**DATA EXCERPTS**
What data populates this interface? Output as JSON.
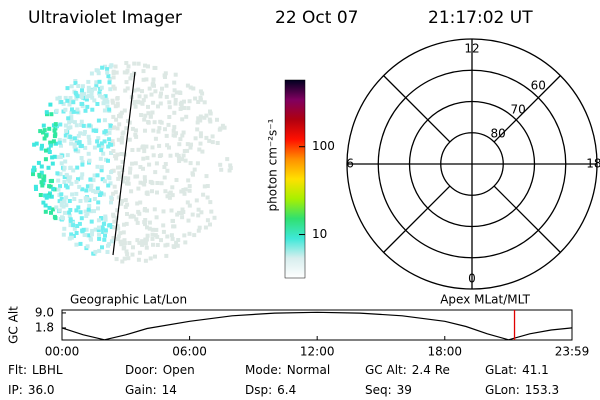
{
  "header": {
    "title": "Ultraviolet Imager",
    "date": "22 Oct 07",
    "time": "21:17:02 UT"
  },
  "colorbar": {
    "label": "photon cm⁻²s⁻¹",
    "log": true,
    "lim": [
      3.2,
      575
    ],
    "ticks": [
      10,
      100
    ],
    "colors": [
      "#ffffff",
      "#d8eeee",
      "#3ee8d8",
      "#30e070",
      "#a8f000",
      "#ffe000",
      "#ff9000",
      "#ff1000",
      "#b00010",
      "#800060",
      "#000020"
    ]
  },
  "polar": {
    "rlim": [
      90,
      50
    ],
    "rings": [
      60,
      70,
      80
    ],
    "mlt": [
      12,
      18,
      6,
      0
    ]
  },
  "timeline": {
    "type": "line",
    "left_label": "Geographic Lat/Lon",
    "right_label": "Apex MLat/MLT",
    "ylabel": "GC Alt",
    "xlim": [
      0,
      23.983
    ],
    "ylim": [
      -4,
      10.4
    ],
    "xticks": [
      {
        "value": 0,
        "label": "00:00"
      },
      {
        "value": 6,
        "label": "06:00"
      },
      {
        "value": 12,
        "label": "12:00"
      },
      {
        "value": 18,
        "label": "18:00"
      },
      {
        "value": 23.983,
        "label": "23:59"
      }
    ],
    "yticks": [
      {
        "value": 9,
        "label": "9.0"
      },
      {
        "value": 1.8,
        "label": "1.8"
      }
    ],
    "x": [
      0,
      1,
      2,
      3,
      4,
      6,
      8,
      10,
      12,
      14,
      16,
      18,
      19,
      20,
      21,
      22,
      23,
      23.983
    ],
    "values": [
      1.8,
      -1.5,
      -3.9,
      -1.5,
      1.5,
      5,
      7.6,
      8.9,
      9.3,
      8.9,
      7.6,
      5,
      2.5,
      -1.0,
      -3.9,
      -1.0,
      0.8,
      1.8
    ],
    "color": "#000000",
    "current_time": 21.28,
    "current_color": "#e00000"
  },
  "info": [
    [
      {
        "label": "Flt:",
        "value": "LBHL"
      },
      {
        "label": "Door:",
        "value": "Open"
      },
      {
        "label": "Mode:",
        "value": "Normal"
      },
      {
        "label": "GC Alt:",
        "value": "2.4 Re"
      },
      {
        "label": "GLat:",
        "value": "41.1"
      }
    ],
    [
      {
        "label": "IP:",
        "value": "36.0"
      },
      {
        "label": "Gain:",
        "value": "14"
      },
      {
        "label": "Dsp:",
        "value": "6.4"
      },
      {
        "label": "Seq:",
        "value": "39"
      },
      {
        "label": "GLon:",
        "value": "153.3"
      }
    ]
  ]
}
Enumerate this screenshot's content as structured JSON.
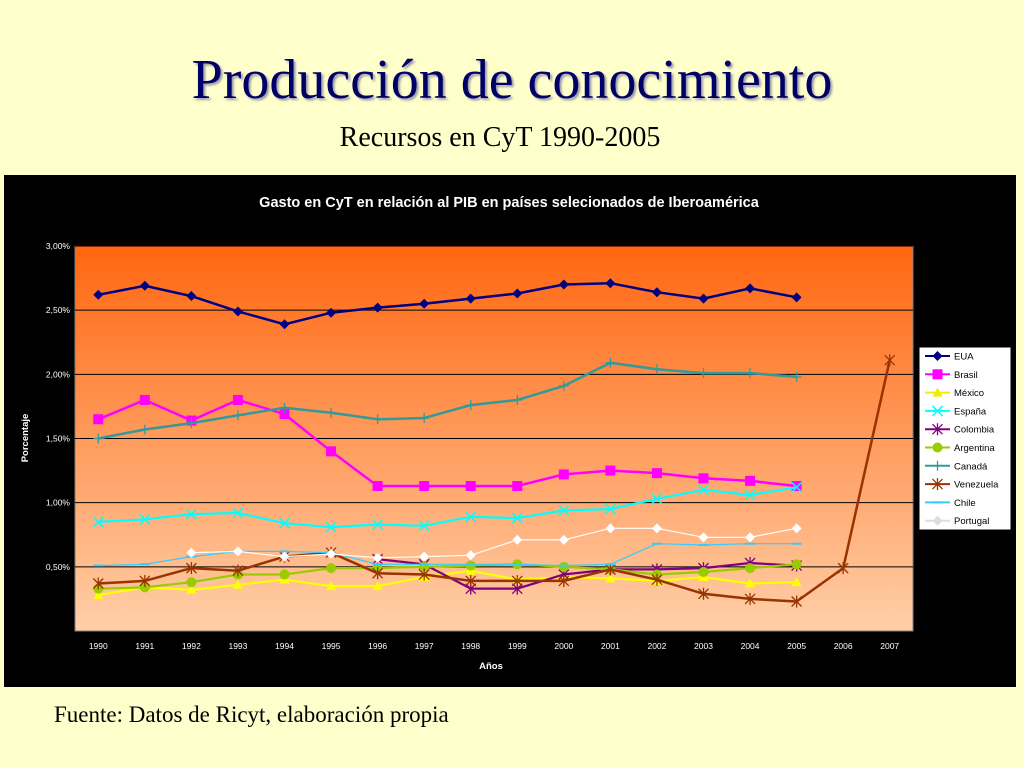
{
  "slide": {
    "title": "Producción de conocimiento",
    "subtitle": "Recursos en CyT 1990-2005",
    "source": "Fuente: Datos de Ricyt, elaboración propia"
  },
  "chart_data": {
    "type": "line",
    "title": "Gasto en CyT en relación al PIB en países selecionados de Iberoamérica",
    "xlabel": "Años",
    "ylabel": "Porcentaje",
    "ylim": [
      0,
      3.0
    ],
    "yticks": [
      0.5,
      1.0,
      1.5,
      2.0,
      2.5,
      3.0
    ],
    "ytick_labels": [
      "0,50%",
      "1,00%",
      "1,50%",
      "2,00%",
      "2,50%",
      "3,00%"
    ],
    "categories": [
      "1990",
      "1991",
      "1992",
      "1993",
      "1994",
      "1995",
      "1996",
      "1997",
      "1998",
      "1999",
      "2000",
      "2001",
      "2002",
      "2003",
      "2004",
      "2005",
      "2006",
      "2007"
    ],
    "grid": true,
    "legend_position": "right",
    "series": [
      {
        "name": "EUA",
        "color": "#000080",
        "marker": "diamond",
        "values": [
          2.62,
          2.69,
          2.61,
          2.49,
          2.39,
          2.48,
          2.52,
          2.55,
          2.59,
          2.63,
          2.7,
          2.71,
          2.64,
          2.59,
          2.67,
          2.6,
          null,
          null
        ]
      },
      {
        "name": "Brasil",
        "color": "#ff00ff",
        "marker": "square",
        "values": [
          1.65,
          1.8,
          1.64,
          1.8,
          1.69,
          1.4,
          1.13,
          1.13,
          1.13,
          1.13,
          1.22,
          1.25,
          1.23,
          1.19,
          1.17,
          1.13,
          null,
          null
        ]
      },
      {
        "name": "México",
        "color": "#ffff00",
        "marker": "triangle",
        "values": [
          0.28,
          0.34,
          0.32,
          0.36,
          0.4,
          0.35,
          0.35,
          0.42,
          0.47,
          0.4,
          0.42,
          0.41,
          0.39,
          0.42,
          0.37,
          0.38,
          null,
          null
        ]
      },
      {
        "name": "España",
        "color": "#00ffff",
        "marker": "x",
        "values": [
          0.85,
          0.87,
          0.91,
          0.92,
          0.84,
          0.81,
          0.83,
          0.82,
          0.89,
          0.88,
          0.94,
          0.95,
          1.03,
          1.1,
          1.06,
          1.12,
          null,
          null
        ]
      },
      {
        "name": "Colombia",
        "color": "#800080",
        "marker": "star",
        "values": [
          null,
          null,
          null,
          null,
          null,
          null,
          0.56,
          0.52,
          0.33,
          0.33,
          0.44,
          0.48,
          0.48,
          0.49,
          0.53,
          0.51,
          null,
          null
        ]
      },
      {
        "name": "Argentina",
        "color": "#99cc00",
        "marker": "circle",
        "values": [
          0.33,
          0.34,
          0.38,
          0.44,
          0.44,
          0.49,
          0.49,
          0.5,
          0.51,
          0.52,
          0.5,
          0.48,
          0.44,
          0.46,
          0.49,
          0.52,
          null,
          null
        ]
      },
      {
        "name": "Canadá",
        "color": "#339999",
        "marker": "plus",
        "values": [
          1.5,
          1.57,
          1.62,
          1.68,
          1.74,
          1.7,
          1.65,
          1.66,
          1.76,
          1.8,
          1.91,
          2.09,
          2.04,
          2.01,
          2.01,
          1.98,
          null,
          null
        ]
      },
      {
        "name": "Venezuela",
        "color": "#993300",
        "marker": "star",
        "values": [
          0.37,
          0.39,
          0.49,
          0.47,
          0.58,
          0.61,
          0.45,
          0.44,
          0.39,
          0.39,
          0.39,
          0.48,
          0.4,
          0.29,
          0.25,
          0.23,
          0.49,
          2.11
        ]
      },
      {
        "name": "Chile",
        "color": "#33ccff",
        "marker": "dash",
        "values": [
          0.51,
          0.52,
          0.58,
          0.62,
          0.62,
          0.61,
          0.52,
          0.52,
          0.52,
          0.52,
          0.51,
          0.52,
          0.68,
          0.67,
          0.68,
          0.68,
          null,
          null
        ]
      },
      {
        "name": "Portugal",
        "color": "#ffffff",
        "marker": "diamond",
        "values": [
          null,
          null,
          0.61,
          0.62,
          0.58,
          0.6,
          0.57,
          0.58,
          0.59,
          0.71,
          0.71,
          0.8,
          0.8,
          0.73,
          0.73,
          0.8,
          null,
          null
        ]
      }
    ]
  }
}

**PROBLEM TO WORK ON**
Reproduce the whole listing exactly, but not the images in it.

**COMPLETED TASK**
What data populates this interface? Output as JSON.
{
  "header": {
    "title": "Ultraviolet Imager",
    "date": "22 Oct 07",
    "time": "21:17:02 UT"
  },
  "colorbar": {
    "label": "photon cm⁻²s⁻¹",
    "log": true,
    "lim": [
      3.2,
      575
    ],
    "ticks": [
      10,
      100
    ],
    "colors": [
      "#ffffff",
      "#d8eeee",
      "#3ee8d8",
      "#30e070",
      "#a8f000",
      "#ffe000",
      "#ff9000",
      "#ff1000",
      "#b00010",
      "#800060",
      "#000020"
    ]
  },
  "polar": {
    "rlim": [
      90,
      50
    ],
    "rings": [
      60,
      70,
      80
    ],
    "mlt": [
      12,
      18,
      6,
      0
    ]
  },
  "timeline": {
    "type": "line",
    "left_label": "Geographic Lat/Lon",
    "right_label": "Apex MLat/MLT",
    "ylabel": "GC Alt",
    "xlim": [
      0,
      23.983
    ],
    "ylim": [
      -4,
      10.4
    ],
    "xticks": [
      {
        "value": 0,
        "label": "00:00"
      },
      {
        "value": 6,
        "label": "06:00"
      },
      {
        "value": 12,
        "label": "12:00"
      },
      {
        "value": 18,
        "label": "18:00"
      },
      {
        "value": 23.983,
        "label": "23:59"
      }
    ],
    "yticks": [
      {
        "value": 9,
        "label": "9.0"
      },
      {
        "value": 1.8,
        "label": "1.8"
      }
    ],
    "x": [
      0,
      1,
      2,
      3,
      4,
      6,
      8,
      10,
      12,
      14,
      16,
      18,
      19,
      20,
      21,
      22,
      23,
      23.983
    ],
    "values": [
      1.8,
      -1.5,
      -3.9,
      -1.5,
      1.5,
      5,
      7.6,
      8.9,
      9.3,
      8.9,
      7.6,
      5,
      2.5,
      -1.0,
      -3.9,
      -1.0,
      0.8,
      1.8
    ],
    "color": "#000000",
    "current_time": 21.28,
    "current_color": "#e00000"
  },
  "info": [
    [
      {
        "label": "Flt:",
        "value": "LBHL"
      },
      {
        "label": "Door:",
        "value": "Open"
      },
      {
        "label": "Mode:",
        "value": "Normal"
      },
      {
        "label": "GC Alt:",
        "value": "2.4 Re"
      },
      {
        "label": "GLat:",
        "value": "41.1"
      }
    ],
    [
      {
        "label": "IP:",
        "value": "36.0"
      },
      {
        "label": "Gain:",
        "value": "14"
      },
      {
        "label": "Dsp:",
        "value": "6.4"
      },
      {
        "label": "Seq:",
        "value": "39"
      },
      {
        "label": "GLon:",
        "value": "153.3"
      }
    ]
  ]
}
Enumerate this screenshot's content as structured JSON.
{
  "slide": {
    "title": "Producción de conocimiento",
    "subtitle": "Recursos en CyT 1990-2005",
    "source": "Fuente: Datos de Ricyt, elaboración propia"
  },
  "chart_data": {
    "type": "line",
    "title": "Gasto en CyT en relación al PIB en países selecionados de Iberoamérica",
    "xlabel": "Años",
    "ylabel": "Porcentaje",
    "ylim": [
      0,
      3.0
    ],
    "yticks": [
      0.5,
      1.0,
      1.5,
      2.0,
      2.5,
      3.0
    ],
    "ytick_labels": [
      "0,50%",
      "1,00%",
      "1,50%",
      "2,00%",
      "2,50%",
      "3,00%"
    ],
    "categories": [
      "1990",
      "1991",
      "1992",
      "1993",
      "1994",
      "1995",
      "1996",
      "1997",
      "1998",
      "1999",
      "2000",
      "2001",
      "2002",
      "2003",
      "2004",
      "2005",
      "2006",
      "2007"
    ],
    "grid": true,
    "legend_position": "right",
    "series": [
      {
        "name": "EUA",
        "color": "#000080",
        "marker": "diamond",
        "values": [
          2.62,
          2.69,
          2.61,
          2.49,
          2.39,
          2.48,
          2.52,
          2.55,
          2.59,
          2.63,
          2.7,
          2.71,
          2.64,
          2.59,
          2.67,
          2.6,
          null,
          null
        ]
      },
      {
        "name": "Brasil",
        "color": "#ff00ff",
        "marker": "square",
        "values": [
          1.65,
          1.8,
          1.64,
          1.8,
          1.69,
          1.4,
          1.13,
          1.13,
          1.13,
          1.13,
          1.22,
          1.25,
          1.23,
          1.19,
          1.17,
          1.13,
          null,
          null
        ]
      },
      {
        "name": "México",
        "color": "#ffff00",
        "marker": "triangle",
        "values": [
          0.28,
          0.34,
          0.32,
          0.36,
          0.4,
          0.35,
          0.35,
          0.42,
          0.47,
          0.4,
          0.42,
          0.41,
          0.39,
          0.42,
          0.37,
          0.38,
          null,
          null
        ]
      },
      {
        "name": "España",
        "color": "#00ffff",
        "marker": "x",
        "values": [
          0.85,
          0.87,
          0.91,
          0.92,
          0.84,
          0.81,
          0.83,
          0.82,
          0.89,
          0.88,
          0.94,
          0.95,
          1.03,
          1.1,
          1.06,
          1.12,
          null,
          null
        ]
      },
      {
        "name": "Colombia",
        "color": "#800080",
        "marker": "star",
        "values": [
          null,
          null,
          null,
          null,
          null,
          null,
          0.56,
          0.52,
          0.33,
          0.33,
          0.44,
          0.48,
          0.48,
          0.49,
          0.53,
          0.51,
          null,
          null
        ]
      },
      {
        "name": "Argentina",
        "color": "#99cc00",
        "marker": "circle",
        "values": [
          0.33,
          0.34,
          0.38,
          0.44,
          0.44,
          0.49,
          0.49,
          0.5,
          0.51,
          0.52,
          0.5,
          0.48,
          0.44,
          0.46,
          0.49,
          0.52,
          null,
          null
        ]
      },
      {
        "name": "Canadá",
        "color": "#339999",
        "marker": "plus",
        "values": [
          1.5,
          1.57,
          1.62,
          1.68,
          1.74,
          1.7,
          1.65,
          1.66,
          1.76,
          1.8,
          1.91,
          2.09,
          2.04,
          2.01,
          2.01,
          1.98,
          null,
          null
        ]
      },
      {
        "name": "Venezuela",
        "color": "#993300",
        "marker": "star",
        "values": [
          0.37,
          0.39,
          0.49,
          0.47,
          0.58,
          0.61,
          0.45,
          0.44,
          0.39,
          0.39,
          0.39,
          0.48,
          0.4,
          0.29,
          0.25,
          0.23,
          0.49,
          2.11
        ]
      },
      {
        "name": "Chile",
        "color": "#33ccff",
        "marker": "dash",
        "values": [
          0.51,
          0.52,
          0.58,
          0.62,
          0.62,
          0.61,
          0.52,
          0.52,
          0.52,
          0.52,
          0.51,
          0.52,
          0.68,
          0.67,
          0.68,
          0.68,
          null,
          null
        ]
      },
      {
        "name": "Portugal",
        "color": "#ffffff",
        "marker": "diamond",
        "values": [
          null,
          null,
          0.61,
          0.62,
          0.58,
          0.6,
          0.57,
          0.58,
          0.59,
          0.71,
          0.71,
          0.8,
          0.8,
          0.73,
          0.73,
          0.8,
          null,
          null
        ]
      }
    ]
  }
}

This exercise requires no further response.